Dataset records on visual material
↓↓↓

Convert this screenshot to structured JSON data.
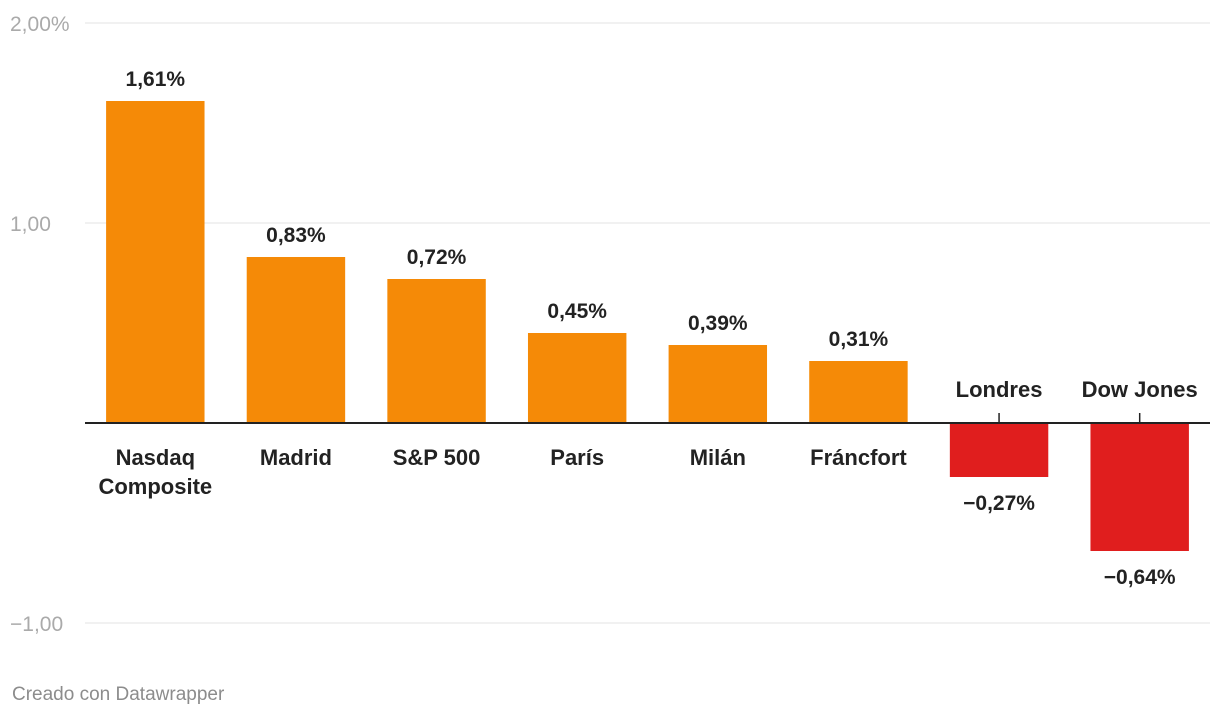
{
  "chart_data": {
    "type": "bar",
    "categories": [
      "Nasdaq\nComposite",
      "Madrid",
      "S&P 500",
      "París",
      "Milán",
      "Fráncfort",
      "Londres",
      "Dow Jones"
    ],
    "values": [
      1.61,
      0.83,
      0.72,
      0.45,
      0.39,
      0.31,
      -0.27,
      -0.64
    ],
    "value_labels": [
      "1,61%",
      "0,83%",
      "0,72%",
      "0,45%",
      "0,39%",
      "0,31%",
      "−0,27%",
      "−0,64%"
    ],
    "y_ticks": [
      2,
      1,
      -1
    ],
    "y_tick_labels": [
      "2,00%",
      "1,00",
      "−1,00"
    ],
    "ylim": [
      -1,
      2
    ],
    "grid": true,
    "colors": {
      "positive": "#f58a07",
      "negative": "#e01e1e"
    }
  },
  "footer": {
    "credit": "Creado con Datawrapper"
  }
}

↑↑↑

### OBJECTIVE
Without including any picture, retype the entries exactly.

### ANSWER IN FULL
Convert this screenshot to structured JSON data.
{
  "chart_data": {
    "type": "bar",
    "categories": [
      "Nasdaq\nComposite",
      "Madrid",
      "S&P 500",
      "París",
      "Milán",
      "Fráncfort",
      "Londres",
      "Dow Jones"
    ],
    "values": [
      1.61,
      0.83,
      0.72,
      0.45,
      0.39,
      0.31,
      -0.27,
      -0.64
    ],
    "value_labels": [
      "1,61%",
      "0,83%",
      "0,72%",
      "0,45%",
      "0,39%",
      "0,31%",
      "−0,27%",
      "−0,64%"
    ],
    "y_ticks": [
      2,
      1,
      -1
    ],
    "y_tick_labels": [
      "2,00%",
      "1,00",
      "−1,00"
    ],
    "ylim": [
      -1,
      2
    ],
    "grid": true,
    "colors": {
      "positive": "#f58a07",
      "negative": "#e01e1e"
    }
  },
  "footer": {
    "credit": "Creado con Datawrapper"
  }
}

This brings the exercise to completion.